Below are the records; give the number of lines in them that include the word "được", and nothing more.
═════ Raw data
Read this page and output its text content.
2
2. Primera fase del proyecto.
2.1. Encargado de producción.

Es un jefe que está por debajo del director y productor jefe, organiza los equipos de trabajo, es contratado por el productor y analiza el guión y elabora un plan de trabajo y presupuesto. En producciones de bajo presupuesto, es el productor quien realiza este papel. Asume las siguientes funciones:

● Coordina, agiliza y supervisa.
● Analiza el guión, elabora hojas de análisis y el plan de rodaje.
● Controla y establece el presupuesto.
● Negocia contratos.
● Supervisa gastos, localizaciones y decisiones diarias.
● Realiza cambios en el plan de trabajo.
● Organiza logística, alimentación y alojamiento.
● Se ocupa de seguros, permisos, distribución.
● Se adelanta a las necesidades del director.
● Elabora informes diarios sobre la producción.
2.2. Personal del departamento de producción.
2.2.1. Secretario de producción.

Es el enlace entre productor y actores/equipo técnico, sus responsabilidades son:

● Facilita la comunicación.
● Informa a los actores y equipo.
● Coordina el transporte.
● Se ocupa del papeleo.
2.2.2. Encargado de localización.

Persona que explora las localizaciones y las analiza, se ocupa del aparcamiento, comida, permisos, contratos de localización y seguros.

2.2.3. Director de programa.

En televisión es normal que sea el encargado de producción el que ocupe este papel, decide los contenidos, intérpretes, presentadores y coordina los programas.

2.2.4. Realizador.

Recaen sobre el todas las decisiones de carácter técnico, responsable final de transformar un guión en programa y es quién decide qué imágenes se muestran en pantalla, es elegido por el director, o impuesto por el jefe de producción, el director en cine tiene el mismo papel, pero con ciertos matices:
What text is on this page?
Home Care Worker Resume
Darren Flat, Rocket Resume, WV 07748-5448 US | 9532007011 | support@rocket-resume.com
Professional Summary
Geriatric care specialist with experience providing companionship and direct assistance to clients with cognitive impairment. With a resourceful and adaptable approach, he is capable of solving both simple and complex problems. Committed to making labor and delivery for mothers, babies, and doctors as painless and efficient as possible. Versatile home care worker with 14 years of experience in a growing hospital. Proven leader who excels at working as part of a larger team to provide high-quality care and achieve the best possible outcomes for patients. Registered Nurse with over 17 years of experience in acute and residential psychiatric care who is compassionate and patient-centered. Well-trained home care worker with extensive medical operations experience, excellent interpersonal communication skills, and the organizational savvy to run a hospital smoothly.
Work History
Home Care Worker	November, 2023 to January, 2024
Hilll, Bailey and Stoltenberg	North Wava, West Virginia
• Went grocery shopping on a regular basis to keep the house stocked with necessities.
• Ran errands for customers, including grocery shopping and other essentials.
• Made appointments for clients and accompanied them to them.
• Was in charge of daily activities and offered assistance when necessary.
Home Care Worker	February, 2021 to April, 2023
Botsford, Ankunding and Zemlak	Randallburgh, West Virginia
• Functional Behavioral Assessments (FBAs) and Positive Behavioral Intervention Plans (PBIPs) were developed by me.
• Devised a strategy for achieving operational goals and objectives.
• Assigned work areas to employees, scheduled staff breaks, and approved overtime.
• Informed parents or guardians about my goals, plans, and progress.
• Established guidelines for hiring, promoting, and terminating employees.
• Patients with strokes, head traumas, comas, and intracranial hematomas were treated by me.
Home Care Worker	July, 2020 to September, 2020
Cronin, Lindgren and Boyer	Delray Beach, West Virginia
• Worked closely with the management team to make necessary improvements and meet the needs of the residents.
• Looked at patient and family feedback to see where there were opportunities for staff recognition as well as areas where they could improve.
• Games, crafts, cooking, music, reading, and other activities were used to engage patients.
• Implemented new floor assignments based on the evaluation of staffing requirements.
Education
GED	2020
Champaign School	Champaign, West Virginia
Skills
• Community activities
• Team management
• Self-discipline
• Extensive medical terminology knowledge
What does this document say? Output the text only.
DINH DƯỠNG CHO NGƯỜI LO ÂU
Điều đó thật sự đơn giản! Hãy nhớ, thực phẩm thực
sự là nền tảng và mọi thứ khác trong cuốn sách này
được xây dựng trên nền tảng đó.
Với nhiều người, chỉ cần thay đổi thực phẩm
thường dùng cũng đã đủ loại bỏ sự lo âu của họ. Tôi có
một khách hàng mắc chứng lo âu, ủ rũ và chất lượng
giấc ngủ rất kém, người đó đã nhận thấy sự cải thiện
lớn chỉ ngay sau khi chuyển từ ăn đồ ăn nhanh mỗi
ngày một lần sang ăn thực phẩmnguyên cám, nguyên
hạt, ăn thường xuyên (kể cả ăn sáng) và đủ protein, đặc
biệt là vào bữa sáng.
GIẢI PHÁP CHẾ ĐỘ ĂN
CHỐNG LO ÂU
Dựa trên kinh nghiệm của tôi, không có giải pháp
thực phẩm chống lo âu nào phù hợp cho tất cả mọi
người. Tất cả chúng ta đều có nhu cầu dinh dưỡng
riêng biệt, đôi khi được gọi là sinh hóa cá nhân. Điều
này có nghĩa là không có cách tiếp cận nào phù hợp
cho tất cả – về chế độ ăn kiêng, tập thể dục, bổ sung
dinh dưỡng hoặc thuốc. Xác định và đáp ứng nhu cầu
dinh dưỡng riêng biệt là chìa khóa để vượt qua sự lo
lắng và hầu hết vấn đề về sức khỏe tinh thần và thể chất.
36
══════════
Result of the task:
2